# [Task requirements]
Look through the lines below and extract any with the word "akryyli".

* Begin *

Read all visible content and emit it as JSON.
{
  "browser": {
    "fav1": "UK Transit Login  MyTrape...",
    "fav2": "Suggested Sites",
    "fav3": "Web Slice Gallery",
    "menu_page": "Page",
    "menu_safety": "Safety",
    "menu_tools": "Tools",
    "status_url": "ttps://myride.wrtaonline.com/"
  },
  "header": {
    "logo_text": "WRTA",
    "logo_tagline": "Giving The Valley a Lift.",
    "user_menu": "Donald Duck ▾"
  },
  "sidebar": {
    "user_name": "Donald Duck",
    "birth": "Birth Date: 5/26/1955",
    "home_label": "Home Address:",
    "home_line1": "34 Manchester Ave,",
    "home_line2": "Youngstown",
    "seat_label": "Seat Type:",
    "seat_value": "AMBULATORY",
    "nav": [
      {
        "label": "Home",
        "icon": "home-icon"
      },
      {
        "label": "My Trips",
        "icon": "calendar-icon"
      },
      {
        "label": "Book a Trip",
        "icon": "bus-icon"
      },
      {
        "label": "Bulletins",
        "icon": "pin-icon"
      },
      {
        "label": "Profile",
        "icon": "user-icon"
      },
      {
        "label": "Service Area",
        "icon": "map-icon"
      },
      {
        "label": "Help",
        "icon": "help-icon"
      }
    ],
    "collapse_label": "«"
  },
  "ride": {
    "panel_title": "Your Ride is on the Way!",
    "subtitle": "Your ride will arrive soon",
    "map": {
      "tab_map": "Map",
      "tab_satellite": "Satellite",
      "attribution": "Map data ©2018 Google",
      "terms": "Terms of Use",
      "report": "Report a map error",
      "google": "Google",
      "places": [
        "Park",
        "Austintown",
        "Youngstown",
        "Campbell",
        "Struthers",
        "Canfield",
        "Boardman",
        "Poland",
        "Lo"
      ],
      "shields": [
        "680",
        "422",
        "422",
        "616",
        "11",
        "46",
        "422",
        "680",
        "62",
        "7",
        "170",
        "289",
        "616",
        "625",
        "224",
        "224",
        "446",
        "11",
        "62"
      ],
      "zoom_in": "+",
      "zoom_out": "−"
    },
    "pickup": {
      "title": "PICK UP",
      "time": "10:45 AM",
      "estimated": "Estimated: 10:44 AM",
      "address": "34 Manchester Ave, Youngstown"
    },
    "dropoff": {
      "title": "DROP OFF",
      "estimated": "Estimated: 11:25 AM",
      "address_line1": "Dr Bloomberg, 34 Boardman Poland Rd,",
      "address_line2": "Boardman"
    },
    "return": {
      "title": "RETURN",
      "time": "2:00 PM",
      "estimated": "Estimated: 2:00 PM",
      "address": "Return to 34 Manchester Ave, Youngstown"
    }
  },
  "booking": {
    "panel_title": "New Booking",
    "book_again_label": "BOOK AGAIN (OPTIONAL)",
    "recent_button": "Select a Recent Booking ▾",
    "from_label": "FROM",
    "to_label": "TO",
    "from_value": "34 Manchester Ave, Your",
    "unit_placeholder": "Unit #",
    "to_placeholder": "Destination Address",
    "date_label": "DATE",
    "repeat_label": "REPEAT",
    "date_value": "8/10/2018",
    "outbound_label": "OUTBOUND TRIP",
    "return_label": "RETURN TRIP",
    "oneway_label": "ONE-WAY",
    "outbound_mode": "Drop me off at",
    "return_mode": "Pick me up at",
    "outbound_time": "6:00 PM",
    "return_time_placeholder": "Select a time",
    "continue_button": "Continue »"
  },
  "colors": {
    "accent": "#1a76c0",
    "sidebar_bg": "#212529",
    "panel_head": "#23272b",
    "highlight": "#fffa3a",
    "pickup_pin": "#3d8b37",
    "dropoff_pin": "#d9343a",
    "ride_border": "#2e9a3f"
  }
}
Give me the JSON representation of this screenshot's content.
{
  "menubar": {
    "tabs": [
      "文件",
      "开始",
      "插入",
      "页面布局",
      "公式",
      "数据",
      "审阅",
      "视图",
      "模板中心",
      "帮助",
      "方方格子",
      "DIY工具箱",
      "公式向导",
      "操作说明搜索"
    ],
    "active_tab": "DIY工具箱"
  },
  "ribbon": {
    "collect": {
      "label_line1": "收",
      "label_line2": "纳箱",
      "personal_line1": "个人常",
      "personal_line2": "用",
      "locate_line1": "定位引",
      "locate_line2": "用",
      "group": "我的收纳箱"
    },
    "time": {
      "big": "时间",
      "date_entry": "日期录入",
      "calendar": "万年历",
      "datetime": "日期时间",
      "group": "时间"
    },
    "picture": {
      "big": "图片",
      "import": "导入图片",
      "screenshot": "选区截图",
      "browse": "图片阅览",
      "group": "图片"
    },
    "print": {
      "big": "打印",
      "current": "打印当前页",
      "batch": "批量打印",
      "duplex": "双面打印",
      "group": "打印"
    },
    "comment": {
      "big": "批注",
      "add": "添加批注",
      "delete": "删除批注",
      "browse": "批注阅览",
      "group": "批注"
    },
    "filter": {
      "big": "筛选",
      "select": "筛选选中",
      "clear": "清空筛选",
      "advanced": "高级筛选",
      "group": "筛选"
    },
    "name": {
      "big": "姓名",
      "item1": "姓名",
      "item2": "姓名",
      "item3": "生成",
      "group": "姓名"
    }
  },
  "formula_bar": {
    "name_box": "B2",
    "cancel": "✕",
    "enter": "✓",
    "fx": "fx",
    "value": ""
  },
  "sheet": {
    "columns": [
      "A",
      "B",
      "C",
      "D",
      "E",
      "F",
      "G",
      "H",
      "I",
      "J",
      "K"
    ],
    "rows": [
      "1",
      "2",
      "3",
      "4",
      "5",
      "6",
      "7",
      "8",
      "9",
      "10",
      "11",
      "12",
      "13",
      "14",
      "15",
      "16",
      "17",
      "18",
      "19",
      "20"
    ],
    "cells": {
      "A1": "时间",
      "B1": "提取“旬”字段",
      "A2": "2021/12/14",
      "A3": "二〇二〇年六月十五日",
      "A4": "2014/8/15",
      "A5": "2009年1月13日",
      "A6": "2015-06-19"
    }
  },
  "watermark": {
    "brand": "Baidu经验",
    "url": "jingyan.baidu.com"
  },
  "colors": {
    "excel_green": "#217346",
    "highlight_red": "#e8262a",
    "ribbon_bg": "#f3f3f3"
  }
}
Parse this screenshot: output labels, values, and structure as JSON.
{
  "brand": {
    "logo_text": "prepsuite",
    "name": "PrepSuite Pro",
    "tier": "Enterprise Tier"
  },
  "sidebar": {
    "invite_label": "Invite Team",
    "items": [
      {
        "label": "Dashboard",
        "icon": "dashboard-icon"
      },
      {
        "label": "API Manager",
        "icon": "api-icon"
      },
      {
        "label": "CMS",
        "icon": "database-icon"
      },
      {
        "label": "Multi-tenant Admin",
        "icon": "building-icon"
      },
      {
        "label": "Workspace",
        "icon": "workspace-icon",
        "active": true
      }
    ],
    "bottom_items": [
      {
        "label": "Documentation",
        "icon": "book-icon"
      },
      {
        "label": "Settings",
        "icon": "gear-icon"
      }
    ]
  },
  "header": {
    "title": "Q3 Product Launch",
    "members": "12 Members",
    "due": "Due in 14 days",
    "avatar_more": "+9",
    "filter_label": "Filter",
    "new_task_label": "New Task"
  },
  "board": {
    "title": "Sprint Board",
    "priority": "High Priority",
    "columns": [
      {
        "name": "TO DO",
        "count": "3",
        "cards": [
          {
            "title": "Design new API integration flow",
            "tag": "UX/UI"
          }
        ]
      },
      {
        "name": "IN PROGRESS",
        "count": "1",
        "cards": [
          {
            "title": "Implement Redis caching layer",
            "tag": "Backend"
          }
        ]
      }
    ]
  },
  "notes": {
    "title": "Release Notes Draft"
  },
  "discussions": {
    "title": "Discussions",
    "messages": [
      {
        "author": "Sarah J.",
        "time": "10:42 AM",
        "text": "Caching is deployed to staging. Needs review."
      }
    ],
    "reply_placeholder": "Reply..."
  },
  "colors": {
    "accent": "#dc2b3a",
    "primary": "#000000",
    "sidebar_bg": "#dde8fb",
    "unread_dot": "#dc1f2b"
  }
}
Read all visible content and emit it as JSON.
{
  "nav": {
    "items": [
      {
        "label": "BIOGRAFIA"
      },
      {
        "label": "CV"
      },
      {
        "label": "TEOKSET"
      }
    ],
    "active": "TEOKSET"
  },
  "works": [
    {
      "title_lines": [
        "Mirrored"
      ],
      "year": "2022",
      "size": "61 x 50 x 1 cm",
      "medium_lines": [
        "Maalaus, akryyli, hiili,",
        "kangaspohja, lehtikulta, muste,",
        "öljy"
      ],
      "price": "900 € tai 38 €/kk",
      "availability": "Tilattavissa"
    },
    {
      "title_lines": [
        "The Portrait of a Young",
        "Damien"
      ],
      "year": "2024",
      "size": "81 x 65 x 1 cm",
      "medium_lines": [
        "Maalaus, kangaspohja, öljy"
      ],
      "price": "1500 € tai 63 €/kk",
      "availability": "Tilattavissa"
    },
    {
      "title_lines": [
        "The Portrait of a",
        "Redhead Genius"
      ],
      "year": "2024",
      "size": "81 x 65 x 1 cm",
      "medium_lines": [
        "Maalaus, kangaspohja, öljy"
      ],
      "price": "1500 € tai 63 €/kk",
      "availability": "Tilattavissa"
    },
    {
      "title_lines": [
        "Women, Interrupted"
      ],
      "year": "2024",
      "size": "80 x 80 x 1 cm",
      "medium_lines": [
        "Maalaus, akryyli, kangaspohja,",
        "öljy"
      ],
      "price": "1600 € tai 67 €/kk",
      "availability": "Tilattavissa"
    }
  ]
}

* End *

# [Solution for this task]
        "Maalaus, akryyli, hiili,",
        "Maalaus, akryyli, kangaspohja,",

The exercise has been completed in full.